- [Problem statement] For the records below, give the count of lines holding the word "反之不成立" and nothing more.

[Dataset items]

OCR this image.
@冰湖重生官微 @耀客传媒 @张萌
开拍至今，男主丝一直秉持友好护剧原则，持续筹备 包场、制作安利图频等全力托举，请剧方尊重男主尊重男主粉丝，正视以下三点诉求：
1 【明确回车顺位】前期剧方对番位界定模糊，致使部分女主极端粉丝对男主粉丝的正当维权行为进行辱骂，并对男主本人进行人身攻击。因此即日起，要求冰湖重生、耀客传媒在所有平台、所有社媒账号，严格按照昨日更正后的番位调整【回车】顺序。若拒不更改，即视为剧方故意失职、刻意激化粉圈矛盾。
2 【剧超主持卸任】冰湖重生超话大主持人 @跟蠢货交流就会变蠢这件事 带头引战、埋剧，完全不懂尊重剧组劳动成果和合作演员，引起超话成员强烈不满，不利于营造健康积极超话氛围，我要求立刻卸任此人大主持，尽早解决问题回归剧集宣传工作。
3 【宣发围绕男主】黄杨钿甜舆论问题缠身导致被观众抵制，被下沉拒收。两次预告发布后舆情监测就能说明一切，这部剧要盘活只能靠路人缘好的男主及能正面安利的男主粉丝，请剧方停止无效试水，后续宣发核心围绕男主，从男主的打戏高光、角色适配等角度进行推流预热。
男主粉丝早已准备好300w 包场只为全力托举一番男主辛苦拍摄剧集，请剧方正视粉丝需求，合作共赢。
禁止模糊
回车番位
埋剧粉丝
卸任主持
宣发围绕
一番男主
==
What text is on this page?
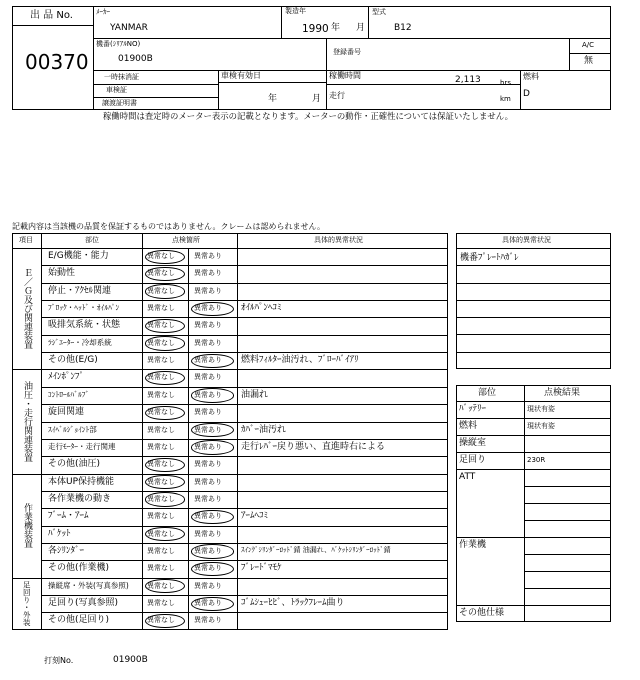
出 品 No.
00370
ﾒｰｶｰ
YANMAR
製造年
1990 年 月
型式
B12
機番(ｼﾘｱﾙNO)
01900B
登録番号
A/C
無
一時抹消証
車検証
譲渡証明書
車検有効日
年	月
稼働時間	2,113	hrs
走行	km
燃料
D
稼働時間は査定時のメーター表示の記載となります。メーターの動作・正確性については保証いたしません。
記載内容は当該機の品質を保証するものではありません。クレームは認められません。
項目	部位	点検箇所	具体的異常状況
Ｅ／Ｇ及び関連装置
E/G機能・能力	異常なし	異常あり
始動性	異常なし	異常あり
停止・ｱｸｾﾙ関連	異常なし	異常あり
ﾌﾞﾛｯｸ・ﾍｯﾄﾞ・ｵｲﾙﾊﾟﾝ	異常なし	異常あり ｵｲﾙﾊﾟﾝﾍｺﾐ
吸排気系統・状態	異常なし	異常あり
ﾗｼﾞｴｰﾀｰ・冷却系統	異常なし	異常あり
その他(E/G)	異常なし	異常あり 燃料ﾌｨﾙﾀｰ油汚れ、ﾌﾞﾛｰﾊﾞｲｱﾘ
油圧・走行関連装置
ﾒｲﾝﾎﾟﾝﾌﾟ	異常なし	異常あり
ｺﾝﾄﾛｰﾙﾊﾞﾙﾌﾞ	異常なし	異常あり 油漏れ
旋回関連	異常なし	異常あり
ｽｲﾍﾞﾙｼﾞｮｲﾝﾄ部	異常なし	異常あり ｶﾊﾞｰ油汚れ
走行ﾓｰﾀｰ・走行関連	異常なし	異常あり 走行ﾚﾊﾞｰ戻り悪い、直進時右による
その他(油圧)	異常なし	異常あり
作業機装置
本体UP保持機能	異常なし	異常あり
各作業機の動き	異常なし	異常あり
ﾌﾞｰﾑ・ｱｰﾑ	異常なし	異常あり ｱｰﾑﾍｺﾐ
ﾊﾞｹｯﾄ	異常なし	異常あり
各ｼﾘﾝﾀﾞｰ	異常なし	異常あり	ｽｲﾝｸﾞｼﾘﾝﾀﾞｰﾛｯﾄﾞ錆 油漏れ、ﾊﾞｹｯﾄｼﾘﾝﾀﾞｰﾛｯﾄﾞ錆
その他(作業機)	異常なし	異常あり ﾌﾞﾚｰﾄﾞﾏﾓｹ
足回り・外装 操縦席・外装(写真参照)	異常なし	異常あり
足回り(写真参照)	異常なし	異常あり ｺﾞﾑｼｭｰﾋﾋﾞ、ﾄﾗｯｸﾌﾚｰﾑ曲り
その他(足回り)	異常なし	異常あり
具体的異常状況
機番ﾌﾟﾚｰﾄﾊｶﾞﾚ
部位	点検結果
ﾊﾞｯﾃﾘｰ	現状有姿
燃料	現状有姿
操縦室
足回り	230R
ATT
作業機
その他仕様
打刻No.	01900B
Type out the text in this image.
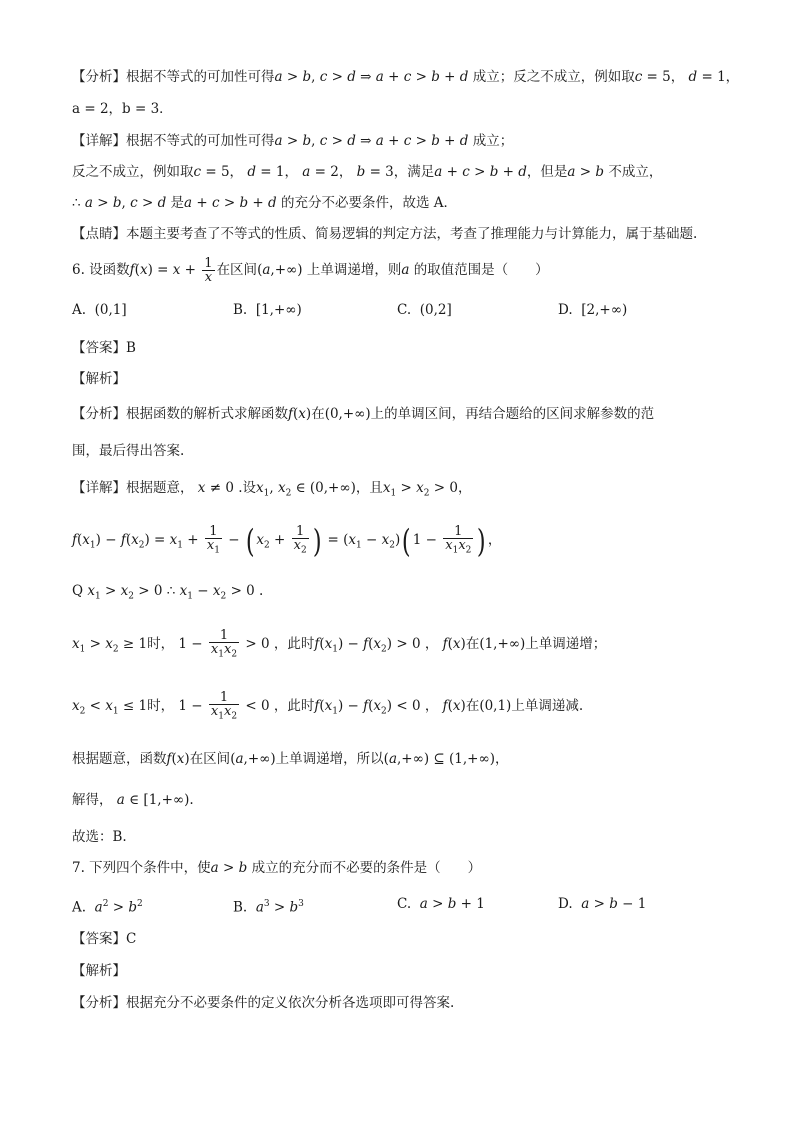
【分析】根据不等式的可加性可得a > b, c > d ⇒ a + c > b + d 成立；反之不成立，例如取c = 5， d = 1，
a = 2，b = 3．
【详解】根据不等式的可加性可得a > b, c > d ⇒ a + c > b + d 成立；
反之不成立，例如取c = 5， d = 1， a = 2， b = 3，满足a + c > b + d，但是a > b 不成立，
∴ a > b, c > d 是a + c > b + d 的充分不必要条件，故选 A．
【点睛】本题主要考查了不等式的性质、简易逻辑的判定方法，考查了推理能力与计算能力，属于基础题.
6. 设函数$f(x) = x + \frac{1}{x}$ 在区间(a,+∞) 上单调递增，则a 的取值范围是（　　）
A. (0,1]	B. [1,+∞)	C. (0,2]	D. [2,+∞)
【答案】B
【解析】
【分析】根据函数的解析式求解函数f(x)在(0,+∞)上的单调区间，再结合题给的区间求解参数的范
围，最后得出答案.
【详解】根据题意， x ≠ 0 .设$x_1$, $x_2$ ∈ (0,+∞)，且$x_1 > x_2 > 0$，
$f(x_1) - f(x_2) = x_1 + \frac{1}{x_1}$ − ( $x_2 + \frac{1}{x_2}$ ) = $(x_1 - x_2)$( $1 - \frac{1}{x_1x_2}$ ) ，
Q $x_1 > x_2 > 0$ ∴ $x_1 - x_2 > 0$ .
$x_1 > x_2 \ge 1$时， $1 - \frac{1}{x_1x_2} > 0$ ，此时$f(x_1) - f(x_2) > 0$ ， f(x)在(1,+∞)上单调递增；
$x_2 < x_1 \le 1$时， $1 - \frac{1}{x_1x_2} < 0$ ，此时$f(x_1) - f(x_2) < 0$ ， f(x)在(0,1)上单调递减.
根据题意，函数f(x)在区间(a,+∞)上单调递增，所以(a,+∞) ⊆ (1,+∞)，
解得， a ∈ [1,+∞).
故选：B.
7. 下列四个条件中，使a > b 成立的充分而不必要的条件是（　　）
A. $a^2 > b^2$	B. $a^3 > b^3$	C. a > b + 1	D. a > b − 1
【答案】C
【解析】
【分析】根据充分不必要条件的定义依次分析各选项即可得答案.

- [Correct result] 2